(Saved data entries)
-=-=-
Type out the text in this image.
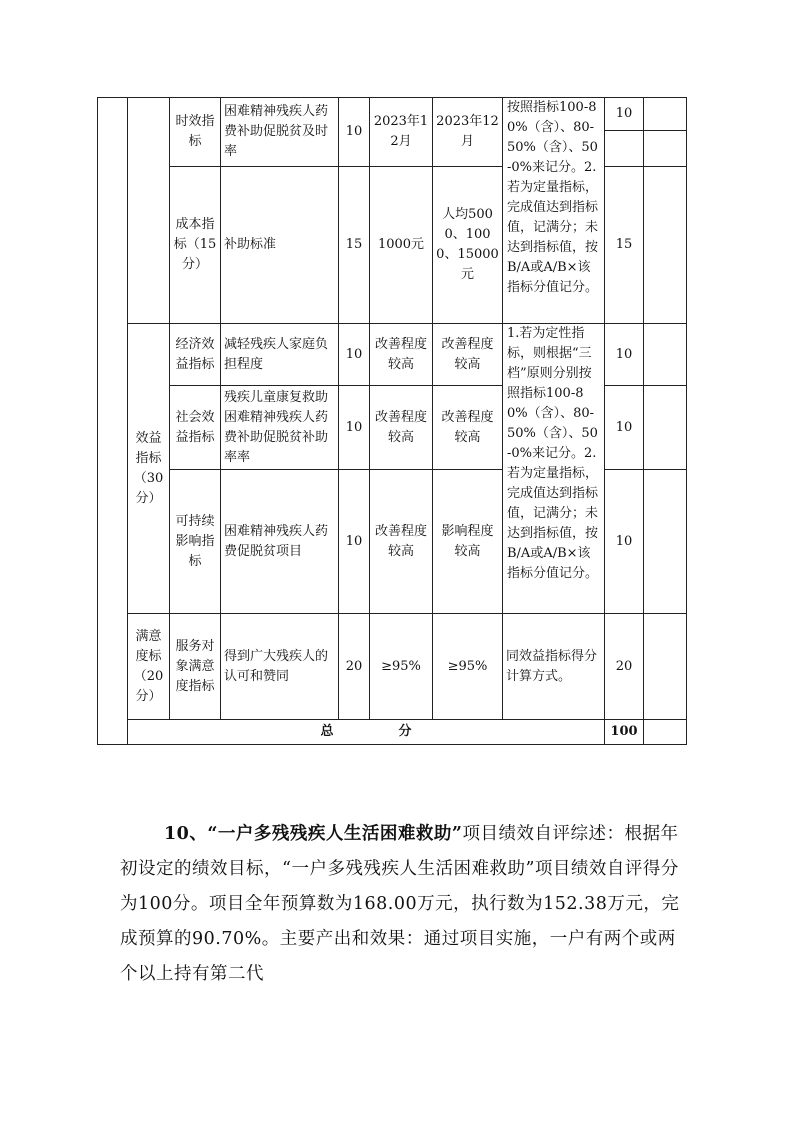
		时效指标	困难精神残疾人药费补助促脱贫及时率	10	2023年12月	2023年12月	按照指标100-80%（含）、80-50%（含）、50-0%来记分。2.若为定量指标，完成值达到指标值，记满分；未达到指标值，按B/A或A/B×该指标分值记分。	10	

		成本指标（15分）	补助标准	15	1000元	人均5000、1000、15000元		15	
	效益指标（30分）	经济效益指标	减轻残疾人家庭负担程度	10	改善程度较高	改善程度较高	1.若为定性指标，则根据“三档”原则分别按照指标100-80%（含）、80-50%（含）、50-0%来记分。2.若为定量指标，完成值达到指标值，记满分；未达到指标值，按B/A或A/B×该指标分值记分。	10	
		社会效益指标	残疾儿童康复救助困难精神残疾人药费补助促脱贫补助率率	10	改善程度较高	改善程度较高		10	
		可持续影响指标	困难精神残疾人药费促脱贫项目	10	改善程度较高	影响程度较高		10	
	满意度标（20分）	服务对象满意度指标	得到广大残疾人的认可和赞同	20	≥95%	≥95%	同效益指标得分计算方式。	20	
	总　　　　　分							100	

10、“一户多残残疾人生活困难救助”项目绩效自评综述：根据年初设定的绩效目标，“一户多残残疾人生活困难救助”项目绩效自评得分为100分。项目全年预算数为168.00万元，执行数为152.38万元，完成预算的90.70%。主要产出和效果：通过项目实施，一户有两个或两个以上持有第二代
-=-=-
▶ Problem statement
Copy out all of the data word for word. Do not carry over any picture.

▶ Written reply
Type out the text in this image.
		时效指标	困难精神残疾人药费补助促脱贫及时率	10	2023年12月	2023年12月	按照指标100-80%（含）、80-50%（含）、50-0%来记分。2.若为定量指标，完成值达到指标值，记满分；未达到指标值，按B/A或A/B×该指标分值记分。	10	

		成本指标（15分）	补助标准	15	1000元	人均5000、1000、15000元		15	
	效益指标（30分）	经济效益指标	减轻残疾人家庭负担程度	10	改善程度较高	改善程度较高	1.若为定性指标，则根据“三档”原则分别按照指标100-80%（含）、80-50%（含）、50-0%来记分。2.若为定量指标，完成值达到指标值，记满分；未达到指标值，按B/A或A/B×该指标分值记分。	10	
		社会效益指标	残疾儿童康复救助困难精神残疾人药费补助促脱贫补助率率	10	改善程度较高	改善程度较高		10	
		可持续影响指标	困难精神残疾人药费促脱贫项目	10	改善程度较高	影响程度较高		10	
	满意度标（20分）	服务对象满意度指标	得到广大残疾人的认可和赞同	20	≥95%	≥95%	同效益指标得分计算方式。	20	
	总　　　　　分							100	

10、“一户多残残疾人生活困难救助”项目绩效自评综述：根据年初设定的绩效目标，“一户多残残疾人生活困难救助”项目绩效自评得分为100分。项目全年预算数为168.00万元，执行数为152.38万元，完成预算的90.70%。主要产出和效果：通过项目实施，一户有两个或两个以上持有第二代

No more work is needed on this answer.